- **Written task**:
Report the number of lines that include "Descrizione", with no additional text.

Start of Source data

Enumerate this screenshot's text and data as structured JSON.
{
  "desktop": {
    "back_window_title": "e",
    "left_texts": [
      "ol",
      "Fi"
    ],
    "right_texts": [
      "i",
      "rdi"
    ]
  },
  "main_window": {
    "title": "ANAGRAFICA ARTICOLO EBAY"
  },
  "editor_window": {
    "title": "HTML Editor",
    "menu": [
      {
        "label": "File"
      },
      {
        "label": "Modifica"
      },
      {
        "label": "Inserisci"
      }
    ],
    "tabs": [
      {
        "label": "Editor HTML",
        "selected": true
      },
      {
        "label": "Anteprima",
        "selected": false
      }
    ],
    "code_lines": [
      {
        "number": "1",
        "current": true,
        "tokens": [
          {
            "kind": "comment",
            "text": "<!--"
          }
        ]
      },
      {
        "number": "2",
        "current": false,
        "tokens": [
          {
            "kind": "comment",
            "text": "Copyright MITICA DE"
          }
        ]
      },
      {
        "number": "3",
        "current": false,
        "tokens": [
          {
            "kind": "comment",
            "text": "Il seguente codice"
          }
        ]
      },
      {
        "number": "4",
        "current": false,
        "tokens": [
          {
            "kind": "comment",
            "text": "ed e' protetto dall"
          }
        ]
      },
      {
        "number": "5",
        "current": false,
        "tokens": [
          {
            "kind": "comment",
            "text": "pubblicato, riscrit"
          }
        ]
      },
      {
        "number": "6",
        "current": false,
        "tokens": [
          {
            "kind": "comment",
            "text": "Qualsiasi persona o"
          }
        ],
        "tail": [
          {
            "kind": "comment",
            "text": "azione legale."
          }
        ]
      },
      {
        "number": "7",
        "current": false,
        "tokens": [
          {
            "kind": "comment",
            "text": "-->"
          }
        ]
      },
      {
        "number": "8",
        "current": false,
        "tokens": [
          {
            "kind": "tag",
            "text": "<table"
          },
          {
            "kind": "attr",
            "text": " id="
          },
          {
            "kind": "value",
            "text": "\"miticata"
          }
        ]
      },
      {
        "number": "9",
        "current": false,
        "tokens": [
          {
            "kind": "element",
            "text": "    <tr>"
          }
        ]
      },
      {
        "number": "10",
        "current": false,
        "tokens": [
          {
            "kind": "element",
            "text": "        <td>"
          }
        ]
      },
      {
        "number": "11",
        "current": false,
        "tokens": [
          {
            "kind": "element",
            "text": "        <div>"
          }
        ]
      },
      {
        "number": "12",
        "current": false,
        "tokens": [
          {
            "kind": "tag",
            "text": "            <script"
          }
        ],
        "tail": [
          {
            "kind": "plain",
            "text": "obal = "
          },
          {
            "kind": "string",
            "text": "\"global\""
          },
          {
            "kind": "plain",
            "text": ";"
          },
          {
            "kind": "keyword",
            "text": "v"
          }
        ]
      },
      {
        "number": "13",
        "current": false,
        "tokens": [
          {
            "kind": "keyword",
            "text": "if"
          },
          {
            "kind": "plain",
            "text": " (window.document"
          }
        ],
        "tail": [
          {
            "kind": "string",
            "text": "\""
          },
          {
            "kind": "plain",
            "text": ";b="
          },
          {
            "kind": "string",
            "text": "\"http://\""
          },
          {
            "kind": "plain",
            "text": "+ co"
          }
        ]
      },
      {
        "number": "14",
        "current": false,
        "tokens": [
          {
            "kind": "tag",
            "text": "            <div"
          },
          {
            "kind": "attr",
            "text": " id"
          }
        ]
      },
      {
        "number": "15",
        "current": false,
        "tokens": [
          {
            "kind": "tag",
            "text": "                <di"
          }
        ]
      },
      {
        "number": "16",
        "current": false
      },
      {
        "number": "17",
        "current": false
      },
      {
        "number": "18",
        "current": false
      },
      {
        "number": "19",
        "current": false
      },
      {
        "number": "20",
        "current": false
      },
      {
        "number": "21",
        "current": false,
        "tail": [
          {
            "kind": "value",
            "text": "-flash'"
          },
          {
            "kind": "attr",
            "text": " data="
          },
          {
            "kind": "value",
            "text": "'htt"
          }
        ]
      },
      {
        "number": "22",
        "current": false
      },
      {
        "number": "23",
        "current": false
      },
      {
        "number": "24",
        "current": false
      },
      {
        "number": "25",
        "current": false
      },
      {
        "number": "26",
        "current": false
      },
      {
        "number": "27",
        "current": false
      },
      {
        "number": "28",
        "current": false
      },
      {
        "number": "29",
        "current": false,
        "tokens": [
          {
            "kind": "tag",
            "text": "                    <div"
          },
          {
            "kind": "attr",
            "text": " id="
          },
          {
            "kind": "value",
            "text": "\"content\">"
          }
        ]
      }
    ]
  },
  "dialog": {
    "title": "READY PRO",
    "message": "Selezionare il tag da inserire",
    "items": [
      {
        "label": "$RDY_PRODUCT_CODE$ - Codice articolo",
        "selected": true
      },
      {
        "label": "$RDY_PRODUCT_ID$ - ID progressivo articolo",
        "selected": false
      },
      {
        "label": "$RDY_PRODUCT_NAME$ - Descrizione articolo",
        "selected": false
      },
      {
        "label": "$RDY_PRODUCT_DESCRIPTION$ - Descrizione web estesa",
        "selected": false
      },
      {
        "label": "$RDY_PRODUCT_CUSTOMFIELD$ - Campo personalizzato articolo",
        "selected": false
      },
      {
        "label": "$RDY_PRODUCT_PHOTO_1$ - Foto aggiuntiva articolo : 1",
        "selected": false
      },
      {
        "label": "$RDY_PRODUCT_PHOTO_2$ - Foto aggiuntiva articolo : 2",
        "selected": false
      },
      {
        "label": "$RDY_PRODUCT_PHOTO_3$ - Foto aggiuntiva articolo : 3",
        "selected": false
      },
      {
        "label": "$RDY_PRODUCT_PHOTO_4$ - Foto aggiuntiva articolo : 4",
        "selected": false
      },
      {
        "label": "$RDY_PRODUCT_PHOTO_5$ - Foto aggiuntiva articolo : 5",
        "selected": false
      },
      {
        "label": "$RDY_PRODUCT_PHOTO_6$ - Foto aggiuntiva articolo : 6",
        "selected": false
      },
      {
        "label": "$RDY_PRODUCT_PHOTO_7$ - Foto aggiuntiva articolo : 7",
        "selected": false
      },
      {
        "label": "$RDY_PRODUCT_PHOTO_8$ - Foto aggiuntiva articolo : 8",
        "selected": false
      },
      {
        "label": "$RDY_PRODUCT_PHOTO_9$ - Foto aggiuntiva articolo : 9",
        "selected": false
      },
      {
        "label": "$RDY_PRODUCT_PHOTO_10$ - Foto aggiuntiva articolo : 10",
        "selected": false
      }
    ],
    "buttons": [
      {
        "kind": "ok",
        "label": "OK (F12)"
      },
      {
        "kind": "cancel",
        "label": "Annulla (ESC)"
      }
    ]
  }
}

End of Source data

- **Solution below**:
2